**What you need to do:**
Below are the records; collect from them each line containing the string "bracket".

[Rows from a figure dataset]

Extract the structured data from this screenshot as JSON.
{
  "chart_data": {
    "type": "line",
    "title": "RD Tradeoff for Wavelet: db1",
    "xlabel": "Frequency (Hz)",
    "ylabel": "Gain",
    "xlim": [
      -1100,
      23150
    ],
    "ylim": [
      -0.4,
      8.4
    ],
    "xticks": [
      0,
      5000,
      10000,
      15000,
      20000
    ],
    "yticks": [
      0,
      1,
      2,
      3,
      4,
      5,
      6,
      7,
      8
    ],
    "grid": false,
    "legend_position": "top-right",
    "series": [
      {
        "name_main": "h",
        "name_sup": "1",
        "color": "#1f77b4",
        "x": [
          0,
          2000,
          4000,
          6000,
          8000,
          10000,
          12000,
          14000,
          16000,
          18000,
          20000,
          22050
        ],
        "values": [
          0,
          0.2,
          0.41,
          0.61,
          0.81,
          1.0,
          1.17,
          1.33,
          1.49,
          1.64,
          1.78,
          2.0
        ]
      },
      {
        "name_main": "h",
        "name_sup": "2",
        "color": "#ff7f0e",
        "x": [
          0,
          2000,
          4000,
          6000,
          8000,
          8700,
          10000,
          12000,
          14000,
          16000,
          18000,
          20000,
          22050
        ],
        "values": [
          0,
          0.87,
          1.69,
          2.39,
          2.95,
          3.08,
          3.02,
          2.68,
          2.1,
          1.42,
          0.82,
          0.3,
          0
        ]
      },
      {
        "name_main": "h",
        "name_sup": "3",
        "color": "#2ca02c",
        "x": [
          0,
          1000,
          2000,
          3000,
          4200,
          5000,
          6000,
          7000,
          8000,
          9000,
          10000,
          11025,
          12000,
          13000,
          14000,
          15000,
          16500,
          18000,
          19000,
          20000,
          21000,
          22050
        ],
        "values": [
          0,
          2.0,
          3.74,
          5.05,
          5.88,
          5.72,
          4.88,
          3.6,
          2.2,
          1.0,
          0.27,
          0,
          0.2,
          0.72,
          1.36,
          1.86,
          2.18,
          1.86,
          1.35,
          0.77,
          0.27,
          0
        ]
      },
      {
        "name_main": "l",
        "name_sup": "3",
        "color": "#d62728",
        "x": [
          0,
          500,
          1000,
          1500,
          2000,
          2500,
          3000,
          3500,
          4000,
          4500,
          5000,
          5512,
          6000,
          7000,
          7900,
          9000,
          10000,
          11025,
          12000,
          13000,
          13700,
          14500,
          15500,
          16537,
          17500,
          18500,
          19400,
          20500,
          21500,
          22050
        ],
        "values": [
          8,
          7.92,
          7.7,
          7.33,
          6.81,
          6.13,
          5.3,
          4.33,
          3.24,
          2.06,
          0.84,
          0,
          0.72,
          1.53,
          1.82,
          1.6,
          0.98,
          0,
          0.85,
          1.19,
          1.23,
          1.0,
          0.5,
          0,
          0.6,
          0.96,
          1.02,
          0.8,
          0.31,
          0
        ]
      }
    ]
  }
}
==
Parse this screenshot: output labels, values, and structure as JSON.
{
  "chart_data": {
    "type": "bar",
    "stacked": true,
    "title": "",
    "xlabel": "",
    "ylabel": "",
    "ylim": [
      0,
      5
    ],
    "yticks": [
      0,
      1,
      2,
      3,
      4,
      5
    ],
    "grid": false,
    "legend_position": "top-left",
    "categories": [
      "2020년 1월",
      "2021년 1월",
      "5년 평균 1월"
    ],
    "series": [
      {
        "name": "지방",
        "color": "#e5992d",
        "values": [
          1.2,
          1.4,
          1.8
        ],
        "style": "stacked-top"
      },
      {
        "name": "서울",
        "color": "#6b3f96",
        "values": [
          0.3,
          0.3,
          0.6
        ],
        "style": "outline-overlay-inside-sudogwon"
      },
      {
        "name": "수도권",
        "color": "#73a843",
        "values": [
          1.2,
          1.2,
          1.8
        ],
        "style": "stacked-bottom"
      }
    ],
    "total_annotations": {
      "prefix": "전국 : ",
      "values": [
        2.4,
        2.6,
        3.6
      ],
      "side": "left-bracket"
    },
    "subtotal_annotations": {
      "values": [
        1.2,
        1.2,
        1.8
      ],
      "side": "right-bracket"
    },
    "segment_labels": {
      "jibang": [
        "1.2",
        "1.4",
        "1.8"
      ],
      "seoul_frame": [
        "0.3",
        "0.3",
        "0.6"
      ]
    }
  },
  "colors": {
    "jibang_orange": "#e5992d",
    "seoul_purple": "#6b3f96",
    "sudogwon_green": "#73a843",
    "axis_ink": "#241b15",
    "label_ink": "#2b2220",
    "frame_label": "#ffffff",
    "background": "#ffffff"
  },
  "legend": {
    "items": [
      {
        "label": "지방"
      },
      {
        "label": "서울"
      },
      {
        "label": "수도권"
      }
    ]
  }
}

**Right answer:**
      "side": "left-bracket"
      "side": "right-bracket"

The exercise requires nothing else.